Pick out each line with the word "Jesus" from the material that follows.

==============================

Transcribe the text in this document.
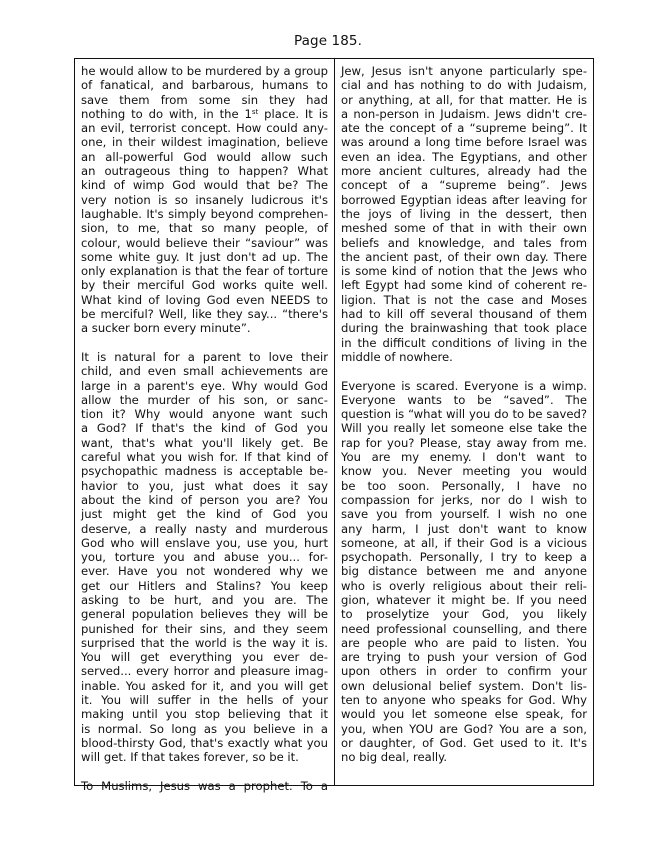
Page 185.
he would allow to be murdered by a group
of fanatical, and barbarous, humans to
save them from some sin they had
nothing to do with, in the 1st place. It is
an evil, terrorist concept. How could any-
one, in their wildest imagination, believe
an all-powerful God would allow such
an outrageous thing to happen? What
kind of wimp God would that be? The
very notion is so insanely ludicrous it's
laughable. It's simply beyond comprehen-
sion, to me, that so many people, of
colour, would believe their “saviour” was
some white guy. It just don't ad up. The
only explanation is that the fear of torture
by their merciful God works quite well.
What kind of loving God even NEEDS to
be merciful? Well, like they say... “there's
a sucker born every minute”.
It is natural for a parent to love their
child, and even small achievements are
large in a parent's eye. Why would God
allow the murder of his son, or sanc-
tion it? Why would anyone want such
a God? If that's the kind of God you
want, that's what you'll likely get. Be
careful what you wish for. If that kind of
psychopathic madness is acceptable be-
havior to you, just what does it say
about the kind of person you are? You
just might get the kind of God you
deserve, a really nasty and murderous
God who will enslave you, use you, hurt
you, torture you and abuse you... for-
ever. Have you not wondered why we
get our Hitlers and Stalins? You keep
asking to be hurt, and you are. The
general population believes they will be
punished for their sins, and they seem
surprised that the world is the way it is.
You will get everything you ever de-
served... every horror and pleasure imag-
inable. You asked for it, and you will get
it. You will suffer in the hells of your
making until you stop believing that it
is normal. So long as you believe in a
blood-thirsty God, that's exactly what you
will get. If that takes forever, so be it.
To Muslims, Jesus was a prophet. To a
Jew, Jesus isn't anyone particularly spe-
cial and has nothing to do with Judaism,
or anything, at all, for that matter. He is
a non-person in Judaism. Jews didn't cre-
ate the concept of a “supreme being”. It
was around a long time before Israel was
even an idea. The Egyptians, and other
more ancient cultures, already had the
concept of a “supreme being”. Jews
borrowed Egyptian ideas after leaving for
the joys of living in the dessert, then
meshed some of that in with their own
beliefs and knowledge, and tales from
the ancient past, of their own day. There
is some kind of notion that the Jews who
left Egypt had some kind of coherent re-
ligion. That is not the case and Moses
had to kill off several thousand of them
during the brainwashing that took place
in the difficult conditions of living in the
middle of nowhere.
Everyone is scared. Everyone is a wimp.
Everyone wants to be “saved”. The
question is “what will you do to be saved?
Will you really let someone else take the
rap for you? Please, stay away from me.
You are my enemy. I don't want to
know you. Never meeting you would
be too soon. Personally, I have no
compassion for jerks, nor do I wish to
save you from yourself. I wish no one
any harm, I just don't want to know
someone, at all, if their God is a vicious
psychopath. Personally, I try to keep a
big distance between me and anyone
who is overly religious about their reli-
gion, whatever it might be. If you need
to proselytize your God, you likely
need professional counselling, and there
are people who are paid to listen. You
are trying to push your version of God
upon others in order to confirm your
own delusional belief system. Don't lis-
ten to anyone who speaks for God. Why
would you let someone else speak, for
you, when YOU are God? You are a son,
or daughter, of God. Get used to it. It's
no big deal, really.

==============================

§ **Answer to the exercise**
To Muslims, Jesus was a prophet. To a
Jew, Jesus isn't anyone particularly spe-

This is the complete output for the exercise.